(Extracted data entries)
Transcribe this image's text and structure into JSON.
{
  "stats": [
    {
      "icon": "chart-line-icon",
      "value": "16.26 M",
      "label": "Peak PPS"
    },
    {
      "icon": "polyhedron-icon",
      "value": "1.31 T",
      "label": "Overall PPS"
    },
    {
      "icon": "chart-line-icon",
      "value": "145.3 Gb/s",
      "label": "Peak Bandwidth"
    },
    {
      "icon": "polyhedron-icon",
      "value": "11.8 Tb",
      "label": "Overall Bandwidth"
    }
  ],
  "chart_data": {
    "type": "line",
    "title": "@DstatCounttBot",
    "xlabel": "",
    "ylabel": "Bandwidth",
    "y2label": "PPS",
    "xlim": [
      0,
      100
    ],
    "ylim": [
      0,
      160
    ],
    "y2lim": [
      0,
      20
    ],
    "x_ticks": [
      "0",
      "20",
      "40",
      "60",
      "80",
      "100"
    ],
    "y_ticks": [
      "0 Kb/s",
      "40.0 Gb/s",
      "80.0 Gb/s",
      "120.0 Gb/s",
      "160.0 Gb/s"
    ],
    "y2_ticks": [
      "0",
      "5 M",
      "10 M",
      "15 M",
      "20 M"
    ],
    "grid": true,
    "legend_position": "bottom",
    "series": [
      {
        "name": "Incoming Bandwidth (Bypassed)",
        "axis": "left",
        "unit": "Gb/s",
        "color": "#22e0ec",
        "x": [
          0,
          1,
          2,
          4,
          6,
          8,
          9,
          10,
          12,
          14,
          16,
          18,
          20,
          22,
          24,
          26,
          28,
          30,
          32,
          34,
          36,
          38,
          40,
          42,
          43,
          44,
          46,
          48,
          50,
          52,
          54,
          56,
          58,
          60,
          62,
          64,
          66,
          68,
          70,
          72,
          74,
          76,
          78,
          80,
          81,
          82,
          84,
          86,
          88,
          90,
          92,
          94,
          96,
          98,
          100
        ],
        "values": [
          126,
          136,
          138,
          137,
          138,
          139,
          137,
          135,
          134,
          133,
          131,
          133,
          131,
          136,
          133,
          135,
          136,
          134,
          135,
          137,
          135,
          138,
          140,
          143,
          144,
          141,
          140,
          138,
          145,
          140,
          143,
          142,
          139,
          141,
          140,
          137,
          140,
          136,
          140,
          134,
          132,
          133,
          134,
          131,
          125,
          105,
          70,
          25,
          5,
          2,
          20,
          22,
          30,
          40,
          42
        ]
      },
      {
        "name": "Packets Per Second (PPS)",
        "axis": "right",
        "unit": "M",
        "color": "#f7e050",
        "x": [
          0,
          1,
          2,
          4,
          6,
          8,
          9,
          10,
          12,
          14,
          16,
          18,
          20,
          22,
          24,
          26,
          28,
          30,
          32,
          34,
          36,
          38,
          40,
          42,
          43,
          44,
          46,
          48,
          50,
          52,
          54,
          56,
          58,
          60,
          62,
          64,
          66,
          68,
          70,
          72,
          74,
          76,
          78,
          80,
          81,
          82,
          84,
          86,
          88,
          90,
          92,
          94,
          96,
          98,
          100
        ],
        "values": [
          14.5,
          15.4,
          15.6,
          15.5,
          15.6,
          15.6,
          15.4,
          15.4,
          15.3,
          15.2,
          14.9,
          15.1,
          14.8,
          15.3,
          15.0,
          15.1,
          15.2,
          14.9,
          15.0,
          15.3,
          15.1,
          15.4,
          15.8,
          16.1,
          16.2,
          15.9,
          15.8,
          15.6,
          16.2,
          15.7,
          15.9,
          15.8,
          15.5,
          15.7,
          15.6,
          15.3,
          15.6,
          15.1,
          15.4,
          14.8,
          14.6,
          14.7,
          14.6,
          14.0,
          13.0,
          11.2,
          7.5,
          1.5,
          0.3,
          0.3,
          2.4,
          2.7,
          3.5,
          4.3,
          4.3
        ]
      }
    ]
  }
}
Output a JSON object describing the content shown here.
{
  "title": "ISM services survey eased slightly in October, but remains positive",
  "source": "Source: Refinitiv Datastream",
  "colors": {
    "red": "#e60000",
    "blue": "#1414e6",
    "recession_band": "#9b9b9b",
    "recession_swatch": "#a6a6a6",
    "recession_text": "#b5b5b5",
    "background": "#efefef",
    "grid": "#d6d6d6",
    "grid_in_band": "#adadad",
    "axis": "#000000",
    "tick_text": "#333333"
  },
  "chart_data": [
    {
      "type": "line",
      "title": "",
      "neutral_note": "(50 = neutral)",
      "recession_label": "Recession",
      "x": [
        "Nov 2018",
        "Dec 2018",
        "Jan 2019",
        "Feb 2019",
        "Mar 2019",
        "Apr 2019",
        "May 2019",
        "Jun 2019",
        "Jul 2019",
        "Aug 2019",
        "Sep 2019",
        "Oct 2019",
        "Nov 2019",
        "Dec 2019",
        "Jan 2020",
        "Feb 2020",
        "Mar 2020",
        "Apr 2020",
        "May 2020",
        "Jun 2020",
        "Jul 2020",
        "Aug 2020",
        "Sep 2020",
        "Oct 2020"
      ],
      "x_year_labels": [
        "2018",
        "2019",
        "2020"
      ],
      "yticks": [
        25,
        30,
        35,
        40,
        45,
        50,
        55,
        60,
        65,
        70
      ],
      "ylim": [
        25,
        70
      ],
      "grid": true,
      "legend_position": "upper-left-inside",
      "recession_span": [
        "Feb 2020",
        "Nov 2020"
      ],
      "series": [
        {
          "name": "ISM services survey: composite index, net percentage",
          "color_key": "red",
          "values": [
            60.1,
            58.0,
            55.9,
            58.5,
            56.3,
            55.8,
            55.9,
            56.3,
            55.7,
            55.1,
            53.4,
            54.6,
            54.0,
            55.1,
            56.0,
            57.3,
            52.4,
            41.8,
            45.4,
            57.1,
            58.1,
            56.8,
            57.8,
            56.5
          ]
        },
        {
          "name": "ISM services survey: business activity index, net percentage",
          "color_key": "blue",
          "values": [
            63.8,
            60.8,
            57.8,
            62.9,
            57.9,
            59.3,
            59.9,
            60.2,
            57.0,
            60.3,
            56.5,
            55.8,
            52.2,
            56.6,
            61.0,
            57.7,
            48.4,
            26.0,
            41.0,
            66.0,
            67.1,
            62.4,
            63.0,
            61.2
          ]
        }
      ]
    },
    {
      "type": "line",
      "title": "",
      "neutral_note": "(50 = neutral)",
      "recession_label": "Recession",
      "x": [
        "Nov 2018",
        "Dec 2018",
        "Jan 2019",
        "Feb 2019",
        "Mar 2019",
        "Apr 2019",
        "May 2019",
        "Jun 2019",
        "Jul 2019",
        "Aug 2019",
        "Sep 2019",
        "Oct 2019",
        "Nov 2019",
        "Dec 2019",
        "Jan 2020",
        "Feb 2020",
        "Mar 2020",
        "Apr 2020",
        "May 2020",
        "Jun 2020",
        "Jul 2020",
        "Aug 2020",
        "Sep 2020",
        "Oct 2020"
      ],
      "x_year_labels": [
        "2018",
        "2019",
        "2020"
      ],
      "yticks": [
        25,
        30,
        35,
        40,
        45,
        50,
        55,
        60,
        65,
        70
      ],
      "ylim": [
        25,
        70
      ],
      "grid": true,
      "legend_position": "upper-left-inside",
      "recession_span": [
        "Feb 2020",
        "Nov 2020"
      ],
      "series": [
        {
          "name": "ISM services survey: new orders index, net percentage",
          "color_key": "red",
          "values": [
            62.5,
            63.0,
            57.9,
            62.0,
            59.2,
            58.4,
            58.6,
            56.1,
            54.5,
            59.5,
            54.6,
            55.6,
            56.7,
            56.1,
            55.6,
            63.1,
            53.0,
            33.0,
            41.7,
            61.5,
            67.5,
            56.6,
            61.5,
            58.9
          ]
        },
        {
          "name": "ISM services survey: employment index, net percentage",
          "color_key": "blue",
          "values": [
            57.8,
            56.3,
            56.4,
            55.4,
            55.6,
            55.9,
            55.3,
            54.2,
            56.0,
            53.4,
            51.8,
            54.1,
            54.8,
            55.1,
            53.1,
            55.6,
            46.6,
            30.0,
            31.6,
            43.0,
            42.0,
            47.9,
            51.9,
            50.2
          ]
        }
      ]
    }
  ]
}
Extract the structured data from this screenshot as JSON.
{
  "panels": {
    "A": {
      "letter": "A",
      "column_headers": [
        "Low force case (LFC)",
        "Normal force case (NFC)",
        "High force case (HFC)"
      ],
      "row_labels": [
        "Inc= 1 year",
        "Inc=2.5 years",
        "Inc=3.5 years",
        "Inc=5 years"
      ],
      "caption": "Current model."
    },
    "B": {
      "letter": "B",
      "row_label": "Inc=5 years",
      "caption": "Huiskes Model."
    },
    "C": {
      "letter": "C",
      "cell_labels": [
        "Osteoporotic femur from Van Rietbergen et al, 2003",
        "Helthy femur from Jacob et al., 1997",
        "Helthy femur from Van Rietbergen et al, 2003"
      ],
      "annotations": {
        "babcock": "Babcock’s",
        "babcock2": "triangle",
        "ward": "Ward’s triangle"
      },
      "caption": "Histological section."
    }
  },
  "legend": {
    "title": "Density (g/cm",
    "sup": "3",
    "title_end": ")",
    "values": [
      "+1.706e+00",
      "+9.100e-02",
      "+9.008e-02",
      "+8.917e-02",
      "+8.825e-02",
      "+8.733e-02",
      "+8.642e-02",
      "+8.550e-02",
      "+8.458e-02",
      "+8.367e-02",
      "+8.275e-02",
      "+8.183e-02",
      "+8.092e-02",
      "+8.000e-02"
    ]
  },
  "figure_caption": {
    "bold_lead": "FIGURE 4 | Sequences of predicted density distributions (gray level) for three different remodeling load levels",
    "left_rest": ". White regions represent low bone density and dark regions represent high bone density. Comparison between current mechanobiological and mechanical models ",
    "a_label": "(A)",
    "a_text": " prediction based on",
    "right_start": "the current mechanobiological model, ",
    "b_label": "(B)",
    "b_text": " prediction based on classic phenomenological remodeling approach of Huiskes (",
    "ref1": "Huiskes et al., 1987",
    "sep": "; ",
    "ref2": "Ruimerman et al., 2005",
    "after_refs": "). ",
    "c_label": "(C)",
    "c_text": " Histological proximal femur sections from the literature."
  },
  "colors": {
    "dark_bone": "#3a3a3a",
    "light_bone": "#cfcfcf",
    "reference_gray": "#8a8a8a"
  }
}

TASK PROMPT: Identify lines with the string "Histological". Copy each one.

RESPONSE TO THIS TASK:
      "caption": "Histological section."
    "c_text": " Histological proximal femur sections from the literature."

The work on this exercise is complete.